Set task.
Repeat the records verbatim and leave the pictures out of your copy.

Stored entries
####################
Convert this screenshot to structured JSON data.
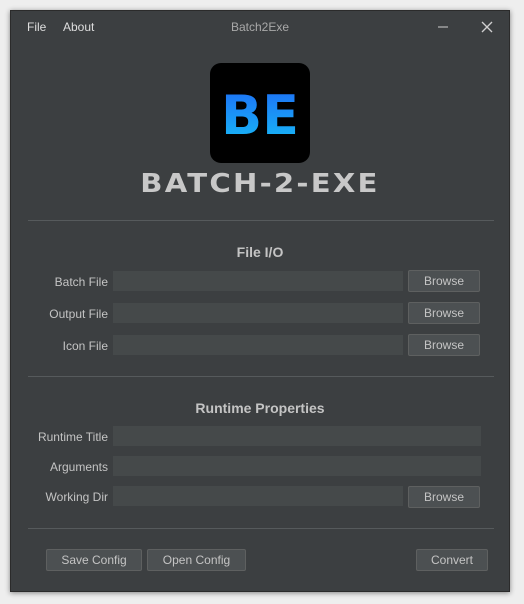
{
  "window": {
    "title": "Batch2Exe",
    "menu": [
      "File",
      "About"
    ]
  },
  "logo": {
    "letters": "BE",
    "brand": "BATCH-2-EXE"
  },
  "file_io": {
    "title": "File I/O",
    "rows": [
      {
        "label": "Batch File",
        "value": "",
        "button": "Browse"
      },
      {
        "label": "Output File",
        "value": "",
        "button": "Browse"
      },
      {
        "label": "Icon File",
        "value": "",
        "button": "Browse"
      }
    ]
  },
  "runtime": {
    "title": "Runtime Properties",
    "rows": [
      {
        "label": "Runtime Title",
        "value": ""
      },
      {
        "label": "Arguments",
        "value": ""
      },
      {
        "label": "Working Dir",
        "value": "",
        "button": "Browse"
      }
    ]
  },
  "footer": {
    "save_config": "Save Config",
    "open_config": "Open Config",
    "convert": "Convert"
  },
  "colors": {
    "background": "#3c3f41",
    "field": "#45494a",
    "button": "#4c5052",
    "logo_gradient_top": "#1e6bf5",
    "logo_gradient_bottom": "#17bdf7"
  }
}
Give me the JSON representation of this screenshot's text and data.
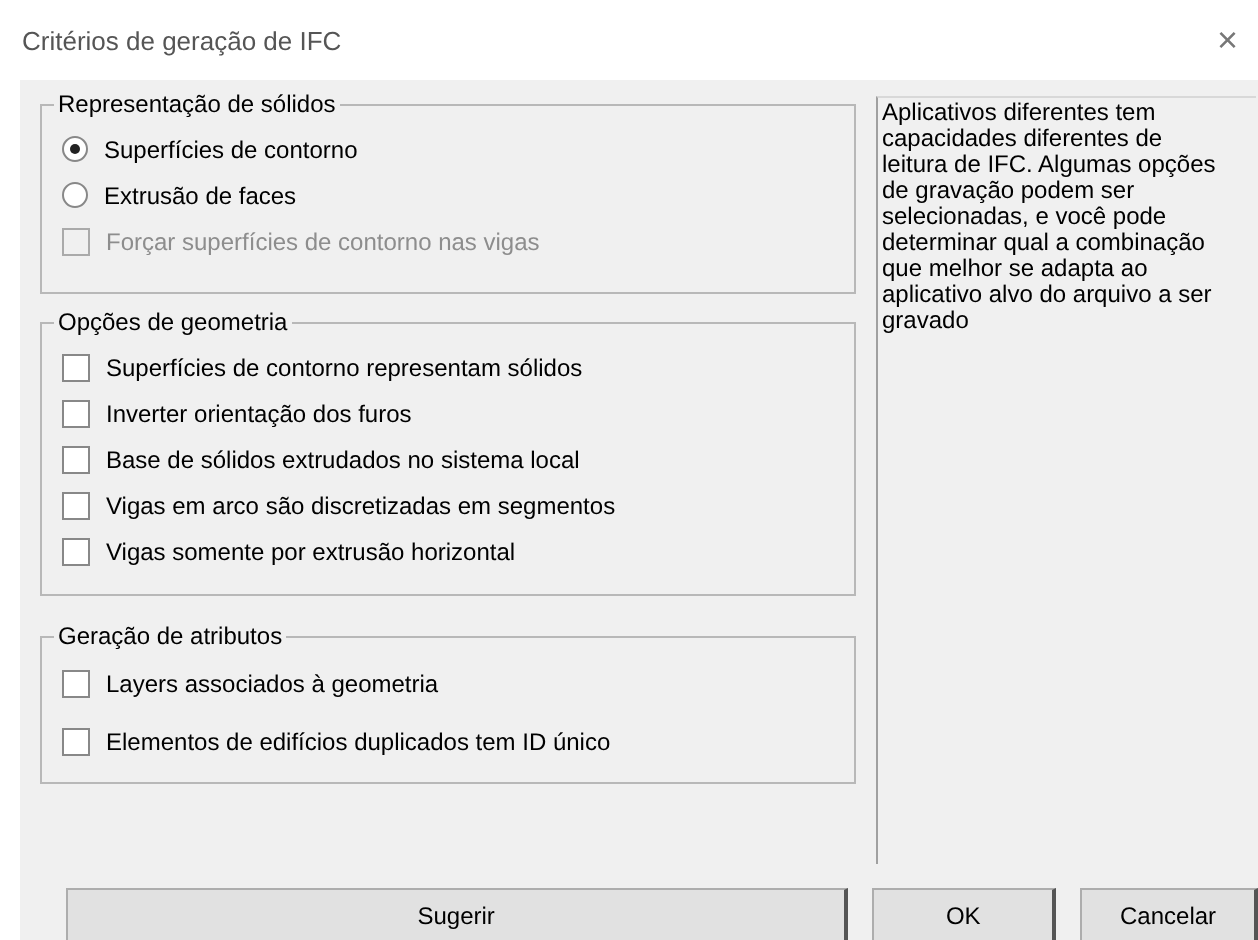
{
  "window": {
    "title": "Critérios de geração de IFC",
    "close": "×"
  },
  "sections": [
    {
      "title": "Representação de sólidos",
      "items": [
        {
          "kind": "radio",
          "label": "Superfícies de contorno",
          "selected": true,
          "disabled": false
        },
        {
          "kind": "radio",
          "label": "Extrusão de faces",
          "selected": false,
          "disabled": false
        },
        {
          "kind": "checkbox",
          "label": "Forçar superfícies de contorno nas vigas",
          "checked": false,
          "disabled": true
        }
      ]
    },
    {
      "title": "Opções de geometria",
      "items": [
        {
          "kind": "checkbox",
          "label": "Superfícies de contorno representam sólidos",
          "checked": false,
          "disabled": false
        },
        {
          "kind": "checkbox",
          "label": "Inverter orientação dos furos",
          "checked": false,
          "disabled": false
        },
        {
          "kind": "checkbox",
          "label": "Base de sólidos extrudados no sistema local",
          "checked": false,
          "disabled": false
        },
        {
          "kind": "checkbox",
          "label": "Vigas em arco são discretizadas em segmentos",
          "checked": false,
          "disabled": false
        },
        {
          "kind": "checkbox",
          "label": "Vigas somente por extrusão horizontal",
          "checked": false,
          "disabled": false
        }
      ]
    },
    {
      "title": "Geração de atributos",
      "items": [
        {
          "kind": "checkbox",
          "label": "Layers associados à geometria",
          "checked": false,
          "disabled": false
        },
        {
          "kind": "checkbox",
          "label": "Elementos de edifícios duplicados tem ID único",
          "checked": false,
          "disabled": false
        }
      ]
    }
  ],
  "help_text": "Aplicativos diferentes tem capacidades diferentes de leitura de IFC. Algumas opções de gravação podem ser selecionadas, e você pode determinar qual a combinação que melhor se adapta ao aplicativo alvo do arquivo a ser gravado",
  "buttons": [
    "Sugerir",
    "OK",
    "Cancelar"
  ]
}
####################
Written answer.
Convert this screenshot to structured JSON data.
{
  "window": {
    "title": "Batch2Exe",
    "menu": [
      "File",
      "About"
    ]
  },
  "logo": {
    "letters": "BE",
    "brand": "BATCH-2-EXE"
  },
  "file_io": {
    "title": "File I/O",
    "rows": [
      {
        "label": "Batch File",
        "value": "",
        "button": "Browse"
      },
      {
        "label": "Output File",
        "value": "",
        "button": "Browse"
      },
      {
        "label": "Icon File",
        "value": "",
        "button": "Browse"
      }
    ]
  },
  "runtime": {
    "title": "Runtime Properties",
    "rows": [
      {
        "label": "Runtime Title",
        "value": ""
      },
      {
        "label": "Arguments",
        "value": ""
      },
      {
        "label": "Working Dir",
        "value": "",
        "button": "Browse"
      }
    ]
  },
  "footer": {
    "save_config": "Save Config",
    "open_config": "Open Config",
    "convert": "Convert"
  },
  "colors": {
    "background": "#3c3f41",
    "field": "#45494a",
    "button": "#4c5052",
    "logo_gradient_top": "#1e6bf5",
    "logo_gradient_bottom": "#17bdf7"
  }
}
Give me the JSON representation of this screenshot's text and data.
{
  "window": {
    "title": "Critérios de geração de IFC",
    "close": "×"
  },
  "sections": [
    {
      "title": "Representação de sólidos",
      "items": [
        {
          "kind": "radio",
          "label": "Superfícies de contorno",
          "selected": true,
          "disabled": false
        },
        {
          "kind": "radio",
          "label": "Extrusão de faces",
          "selected": false,
          "disabled": false
        },
        {
          "kind": "checkbox",
          "label": "Forçar superfícies de contorno nas vigas",
          "checked": false,
          "disabled": true
        }
      ]
    },
    {
      "title": "Opções de geometria",
      "items": [
        {
          "kind": "checkbox",
          "label": "Superfícies de contorno representam sólidos",
          "checked": false,
          "disabled": false
        },
        {
          "kind": "checkbox",
          "label": "Inverter orientação dos furos",
          "checked": false,
          "disabled": false
        },
        {
          "kind": "checkbox",
          "label": "Base de sólidos extrudados no sistema local",
          "checked": false,
          "disabled": false
        },
        {
          "kind": "checkbox",
          "label": "Vigas em arco são discretizadas em segmentos",
          "checked": false,
          "disabled": false
        },
        {
          "kind": "checkbox",
          "label": "Vigas somente por extrusão horizontal",
          "checked": false,
          "disabled": false
        }
      ]
    },
    {
      "title": "Geração de atributos",
      "items": [
        {
          "kind": "checkbox",
          "label": "Layers associados à geometria",
          "checked": false,
          "disabled": false
        },
        {
          "kind": "checkbox",
          "label": "Elementos de edifícios duplicados tem ID único",
          "checked": false,
          "disabled": false
        }
      ]
    }
  ],
  "help_text": "Aplicativos diferentes tem capacidades diferentes de leitura de IFC. Algumas opções de gravação podem ser selecionadas, e você pode determinar qual a combinação que melhor se adapta ao aplicativo alvo do arquivo a ser gravado",
  "buttons": [
    "Sugerir",
    "OK",
    "Cancelar"
  ]
}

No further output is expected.